REQUEST: Copy all lines holding the word "name" from the entries.

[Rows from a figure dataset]
---

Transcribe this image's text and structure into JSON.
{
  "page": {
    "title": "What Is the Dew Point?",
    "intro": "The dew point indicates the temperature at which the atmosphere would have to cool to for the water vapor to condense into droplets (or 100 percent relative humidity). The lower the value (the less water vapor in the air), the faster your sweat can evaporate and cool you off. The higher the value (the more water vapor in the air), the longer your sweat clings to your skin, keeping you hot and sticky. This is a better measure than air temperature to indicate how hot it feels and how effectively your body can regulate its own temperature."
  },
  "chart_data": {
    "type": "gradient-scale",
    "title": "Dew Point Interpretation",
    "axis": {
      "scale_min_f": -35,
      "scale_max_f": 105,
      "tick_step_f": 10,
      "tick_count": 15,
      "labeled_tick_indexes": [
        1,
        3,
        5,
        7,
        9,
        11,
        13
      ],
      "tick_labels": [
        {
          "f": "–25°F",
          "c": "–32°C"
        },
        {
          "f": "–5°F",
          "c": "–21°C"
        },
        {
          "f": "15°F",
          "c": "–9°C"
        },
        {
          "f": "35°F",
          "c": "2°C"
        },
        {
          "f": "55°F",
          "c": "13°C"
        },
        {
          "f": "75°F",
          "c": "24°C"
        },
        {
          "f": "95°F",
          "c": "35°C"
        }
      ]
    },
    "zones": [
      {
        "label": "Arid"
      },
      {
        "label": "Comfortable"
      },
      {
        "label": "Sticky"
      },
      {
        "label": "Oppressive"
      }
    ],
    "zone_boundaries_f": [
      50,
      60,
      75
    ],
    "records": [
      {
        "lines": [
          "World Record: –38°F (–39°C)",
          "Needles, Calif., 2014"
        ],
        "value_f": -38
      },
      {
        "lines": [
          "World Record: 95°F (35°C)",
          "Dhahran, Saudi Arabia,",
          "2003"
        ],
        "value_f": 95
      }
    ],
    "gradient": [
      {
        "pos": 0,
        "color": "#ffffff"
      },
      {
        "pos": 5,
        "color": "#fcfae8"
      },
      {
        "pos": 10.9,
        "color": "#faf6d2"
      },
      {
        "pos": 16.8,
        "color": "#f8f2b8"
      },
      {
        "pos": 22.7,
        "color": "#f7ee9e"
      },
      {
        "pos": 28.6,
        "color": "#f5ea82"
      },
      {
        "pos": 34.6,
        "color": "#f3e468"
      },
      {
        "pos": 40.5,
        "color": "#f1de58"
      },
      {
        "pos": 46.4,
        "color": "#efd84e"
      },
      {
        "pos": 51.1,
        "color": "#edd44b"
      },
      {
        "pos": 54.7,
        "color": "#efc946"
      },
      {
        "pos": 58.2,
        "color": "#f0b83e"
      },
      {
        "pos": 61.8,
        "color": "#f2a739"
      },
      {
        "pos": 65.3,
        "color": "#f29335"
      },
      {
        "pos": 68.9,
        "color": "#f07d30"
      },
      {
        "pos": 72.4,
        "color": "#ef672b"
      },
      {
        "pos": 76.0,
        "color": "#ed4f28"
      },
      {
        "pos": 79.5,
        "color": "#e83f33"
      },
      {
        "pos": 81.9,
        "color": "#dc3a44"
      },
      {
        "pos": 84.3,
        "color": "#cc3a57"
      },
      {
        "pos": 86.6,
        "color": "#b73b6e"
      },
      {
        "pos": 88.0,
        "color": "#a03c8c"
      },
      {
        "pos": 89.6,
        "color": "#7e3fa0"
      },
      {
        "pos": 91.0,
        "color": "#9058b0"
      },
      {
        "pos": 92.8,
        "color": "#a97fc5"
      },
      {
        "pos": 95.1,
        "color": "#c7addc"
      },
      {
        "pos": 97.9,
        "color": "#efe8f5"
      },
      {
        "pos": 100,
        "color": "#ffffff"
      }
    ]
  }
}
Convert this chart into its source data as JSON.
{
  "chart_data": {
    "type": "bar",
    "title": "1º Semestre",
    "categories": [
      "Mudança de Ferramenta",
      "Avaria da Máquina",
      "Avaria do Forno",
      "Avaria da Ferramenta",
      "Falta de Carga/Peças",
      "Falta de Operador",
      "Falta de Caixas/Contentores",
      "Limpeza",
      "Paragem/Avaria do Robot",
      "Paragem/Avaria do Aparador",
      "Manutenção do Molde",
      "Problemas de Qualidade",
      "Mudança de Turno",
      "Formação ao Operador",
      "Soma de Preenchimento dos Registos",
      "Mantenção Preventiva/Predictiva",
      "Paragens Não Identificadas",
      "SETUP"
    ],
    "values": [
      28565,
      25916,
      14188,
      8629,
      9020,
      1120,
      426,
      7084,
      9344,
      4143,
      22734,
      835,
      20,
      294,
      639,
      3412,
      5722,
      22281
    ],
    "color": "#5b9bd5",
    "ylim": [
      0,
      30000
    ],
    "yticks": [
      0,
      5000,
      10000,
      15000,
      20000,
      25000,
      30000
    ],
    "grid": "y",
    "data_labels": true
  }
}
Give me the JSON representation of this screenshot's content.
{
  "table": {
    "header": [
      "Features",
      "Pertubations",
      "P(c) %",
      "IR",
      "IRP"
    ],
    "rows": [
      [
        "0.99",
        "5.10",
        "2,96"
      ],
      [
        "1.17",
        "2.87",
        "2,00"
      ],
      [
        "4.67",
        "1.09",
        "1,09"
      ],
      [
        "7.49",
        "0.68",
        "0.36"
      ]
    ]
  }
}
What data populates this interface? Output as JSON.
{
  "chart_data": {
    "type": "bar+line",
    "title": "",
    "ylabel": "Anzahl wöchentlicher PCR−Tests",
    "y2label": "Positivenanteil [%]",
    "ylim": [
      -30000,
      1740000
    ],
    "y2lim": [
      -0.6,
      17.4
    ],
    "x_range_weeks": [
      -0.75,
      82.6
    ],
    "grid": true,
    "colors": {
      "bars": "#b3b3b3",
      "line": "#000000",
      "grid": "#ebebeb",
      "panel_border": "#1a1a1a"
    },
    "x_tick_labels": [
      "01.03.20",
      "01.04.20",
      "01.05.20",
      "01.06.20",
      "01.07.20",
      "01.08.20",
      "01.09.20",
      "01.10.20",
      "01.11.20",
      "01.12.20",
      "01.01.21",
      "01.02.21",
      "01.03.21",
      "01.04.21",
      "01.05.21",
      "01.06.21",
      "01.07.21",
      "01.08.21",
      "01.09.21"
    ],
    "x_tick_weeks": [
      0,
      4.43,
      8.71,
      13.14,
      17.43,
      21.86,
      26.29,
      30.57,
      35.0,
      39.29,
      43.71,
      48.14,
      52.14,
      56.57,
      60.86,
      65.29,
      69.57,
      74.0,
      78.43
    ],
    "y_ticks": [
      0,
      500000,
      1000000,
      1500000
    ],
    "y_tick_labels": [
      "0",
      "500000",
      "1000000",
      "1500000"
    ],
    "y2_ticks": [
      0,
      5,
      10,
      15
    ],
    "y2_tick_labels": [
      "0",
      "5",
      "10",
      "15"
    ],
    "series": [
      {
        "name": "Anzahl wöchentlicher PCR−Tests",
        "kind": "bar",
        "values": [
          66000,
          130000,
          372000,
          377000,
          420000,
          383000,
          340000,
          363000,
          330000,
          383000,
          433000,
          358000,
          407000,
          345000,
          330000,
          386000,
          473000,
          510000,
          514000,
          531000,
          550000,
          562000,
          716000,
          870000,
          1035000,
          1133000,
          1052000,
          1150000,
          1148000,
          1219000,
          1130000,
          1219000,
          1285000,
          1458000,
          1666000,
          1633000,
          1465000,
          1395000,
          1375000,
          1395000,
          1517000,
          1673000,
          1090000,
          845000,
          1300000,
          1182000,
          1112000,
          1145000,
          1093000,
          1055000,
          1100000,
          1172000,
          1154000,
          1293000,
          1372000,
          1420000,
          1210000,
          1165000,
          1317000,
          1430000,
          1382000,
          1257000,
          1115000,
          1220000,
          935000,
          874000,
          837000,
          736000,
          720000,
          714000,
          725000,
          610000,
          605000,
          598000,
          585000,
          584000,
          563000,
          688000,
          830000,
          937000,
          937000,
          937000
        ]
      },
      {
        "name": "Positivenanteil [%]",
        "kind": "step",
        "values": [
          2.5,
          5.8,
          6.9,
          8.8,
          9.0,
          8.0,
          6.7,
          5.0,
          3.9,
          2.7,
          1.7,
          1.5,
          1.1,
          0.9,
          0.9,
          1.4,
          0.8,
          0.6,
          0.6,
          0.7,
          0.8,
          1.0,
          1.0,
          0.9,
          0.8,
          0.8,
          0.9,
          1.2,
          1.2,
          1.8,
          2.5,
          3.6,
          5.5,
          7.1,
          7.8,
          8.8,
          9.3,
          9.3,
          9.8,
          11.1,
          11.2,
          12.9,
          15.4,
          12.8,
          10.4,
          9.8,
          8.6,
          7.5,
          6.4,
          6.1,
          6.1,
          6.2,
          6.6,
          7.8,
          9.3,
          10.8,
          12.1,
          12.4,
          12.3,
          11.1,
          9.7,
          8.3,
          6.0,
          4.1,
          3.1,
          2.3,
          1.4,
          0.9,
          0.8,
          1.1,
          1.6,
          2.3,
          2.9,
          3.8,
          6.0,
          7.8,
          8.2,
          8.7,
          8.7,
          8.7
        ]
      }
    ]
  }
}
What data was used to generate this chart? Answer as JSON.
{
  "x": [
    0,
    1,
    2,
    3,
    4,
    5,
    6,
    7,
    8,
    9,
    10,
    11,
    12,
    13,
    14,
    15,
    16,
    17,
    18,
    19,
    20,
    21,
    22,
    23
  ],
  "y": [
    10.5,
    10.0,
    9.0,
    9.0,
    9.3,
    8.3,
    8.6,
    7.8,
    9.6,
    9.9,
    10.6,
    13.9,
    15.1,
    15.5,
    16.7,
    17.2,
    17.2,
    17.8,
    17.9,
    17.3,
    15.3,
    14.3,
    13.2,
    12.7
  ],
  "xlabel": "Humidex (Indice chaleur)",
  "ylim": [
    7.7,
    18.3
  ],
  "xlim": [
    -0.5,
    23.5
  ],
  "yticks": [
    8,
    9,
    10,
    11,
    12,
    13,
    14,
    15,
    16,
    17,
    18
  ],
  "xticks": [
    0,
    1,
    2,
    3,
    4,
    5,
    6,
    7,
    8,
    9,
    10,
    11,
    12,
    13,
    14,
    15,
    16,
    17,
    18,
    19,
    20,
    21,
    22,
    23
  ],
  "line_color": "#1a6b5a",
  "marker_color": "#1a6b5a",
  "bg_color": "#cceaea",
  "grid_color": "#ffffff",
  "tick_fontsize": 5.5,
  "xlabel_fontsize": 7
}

---

RIGHT ANSWER:
        "name": "Anzahl wöchentlicher PCR−Tests",
        "name": "Positivenanteil [%]",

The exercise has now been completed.